WORK TO BE COMPLETED
The records below hold pictures; please leave those out and retype the rest exactly.

DATASET RECORDS
────────────────

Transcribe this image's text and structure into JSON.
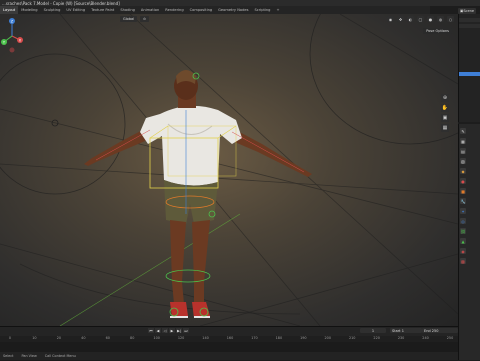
{
  "title_bar": {
    "text": "...sraches\\Pack 7.Model - Copie (W) [Source\\Blender.blend]"
  },
  "top_right": {
    "scene_label": "Scene"
  },
  "workspaces": [
    "Layout",
    "Modeling",
    "Sculpting",
    "UV Editing",
    "Texture Paint",
    "Shading",
    "Animation",
    "Rendering",
    "Compositing",
    "Geometry Nodes",
    "Scripting",
    "+"
  ],
  "active_workspace": "Layout",
  "viewport": {
    "header_left": [
      "Global",
      "⊙"
    ],
    "pose_options": "Pose Options",
    "gizmo_axes": [
      "Z",
      "Y",
      "X"
    ]
  },
  "timeline": {
    "ruler": [
      "0",
      "10",
      "20",
      "40",
      "60",
      "80",
      "100",
      "120",
      "140",
      "160",
      "170",
      "180",
      "190",
      "200",
      "210",
      "220",
      "230",
      "240",
      "250"
    ],
    "current_frame": "1",
    "start_label": "Start",
    "start_value": "1",
    "end_label": "End",
    "end_value": "250"
  },
  "statusbar": {
    "items": [
      "Select",
      "Pan View",
      "Call Context Menu"
    ]
  },
  "colors": {
    "accent_blue": "#3f7fd6",
    "bone_green": "#4cc24c",
    "bone_yellow": "#e3d24a",
    "bone_orange": "#e07a2a"
  }
}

────────────────

ANSWER TO THE PROBLEM
Transcribe this image's text and structure into JSON.
{
  "title_bar": {
    "text": "...sraches\\Pack 7.Model - Copie (W) [Source\\Blender.blend]"
  },
  "top_right": {
    "scene_label": "Scene"
  },
  "workspaces": [
    "Layout",
    "Modeling",
    "Sculpting",
    "UV Editing",
    "Texture Paint",
    "Shading",
    "Animation",
    "Rendering",
    "Compositing",
    "Geometry Nodes",
    "Scripting",
    "+"
  ],
  "active_workspace": "Layout",
  "viewport": {
    "header_left": [
      "Global",
      "⊙"
    ],
    "pose_options": "Pose Options",
    "gizmo_axes": [
      "Z",
      "Y",
      "X"
    ]
  },
  "timeline": {
    "ruler": [
      "0",
      "10",
      "20",
      "40",
      "60",
      "80",
      "100",
      "120",
      "140",
      "160",
      "170",
      "180",
      "190",
      "200",
      "210",
      "220",
      "230",
      "240",
      "250"
    ],
    "current_frame": "1",
    "start_label": "Start",
    "start_value": "1",
    "end_label": "End",
    "end_value": "250"
  },
  "statusbar": {
    "items": [
      "Select",
      "Pan View",
      "Call Context Menu"
    ]
  },
  "colors": {
    "accent_blue": "#3f7fd6",
    "bone_green": "#4cc24c",
    "bone_yellow": "#e3d24a",
    "bone_orange": "#e07a2a"
  }
}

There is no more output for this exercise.